Start SUPPLIED RECORDS

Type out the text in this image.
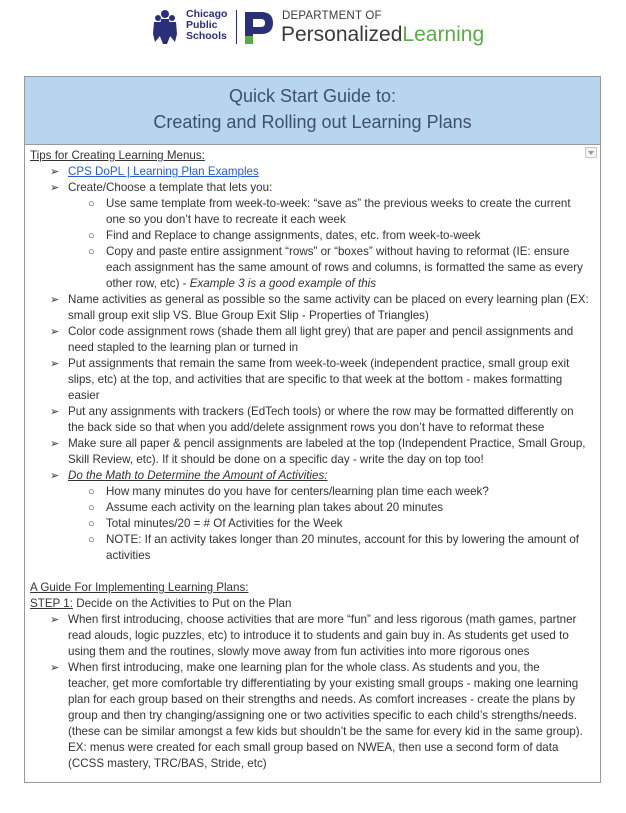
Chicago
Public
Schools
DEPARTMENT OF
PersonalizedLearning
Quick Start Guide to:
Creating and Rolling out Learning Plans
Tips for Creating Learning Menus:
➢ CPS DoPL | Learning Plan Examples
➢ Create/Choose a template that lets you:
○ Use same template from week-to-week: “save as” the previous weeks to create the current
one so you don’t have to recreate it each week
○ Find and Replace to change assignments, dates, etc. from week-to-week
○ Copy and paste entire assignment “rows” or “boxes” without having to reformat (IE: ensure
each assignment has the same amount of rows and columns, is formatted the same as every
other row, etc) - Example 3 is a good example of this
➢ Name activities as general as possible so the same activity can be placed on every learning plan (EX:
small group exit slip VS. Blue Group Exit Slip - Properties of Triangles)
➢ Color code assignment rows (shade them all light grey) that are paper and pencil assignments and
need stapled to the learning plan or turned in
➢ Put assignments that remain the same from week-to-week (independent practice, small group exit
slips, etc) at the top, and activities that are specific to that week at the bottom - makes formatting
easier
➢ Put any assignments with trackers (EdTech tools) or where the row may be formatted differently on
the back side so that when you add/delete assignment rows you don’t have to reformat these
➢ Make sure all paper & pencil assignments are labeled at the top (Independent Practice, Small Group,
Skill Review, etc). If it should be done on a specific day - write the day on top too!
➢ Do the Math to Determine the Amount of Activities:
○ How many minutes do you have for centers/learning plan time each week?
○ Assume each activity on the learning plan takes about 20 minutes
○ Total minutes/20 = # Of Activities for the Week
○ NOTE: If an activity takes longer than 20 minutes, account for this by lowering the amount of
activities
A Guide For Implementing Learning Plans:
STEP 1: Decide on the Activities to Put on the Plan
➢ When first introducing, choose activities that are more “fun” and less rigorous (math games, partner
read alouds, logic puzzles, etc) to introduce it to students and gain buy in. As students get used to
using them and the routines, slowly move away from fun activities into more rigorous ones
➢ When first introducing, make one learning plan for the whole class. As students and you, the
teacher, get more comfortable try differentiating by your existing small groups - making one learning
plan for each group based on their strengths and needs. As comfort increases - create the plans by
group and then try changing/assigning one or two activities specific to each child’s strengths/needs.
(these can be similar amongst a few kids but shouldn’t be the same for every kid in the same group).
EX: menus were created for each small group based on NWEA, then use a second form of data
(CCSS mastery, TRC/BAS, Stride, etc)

End SUPPLIED RECORDS

## INSTRUCTIONS FOR THE TASK
Check every line of the data above for the string "Creating", and copy those that have it.

## TASK RESULT
Creating and Rolling out Learning Plans
Tips for Creating Learning Menus:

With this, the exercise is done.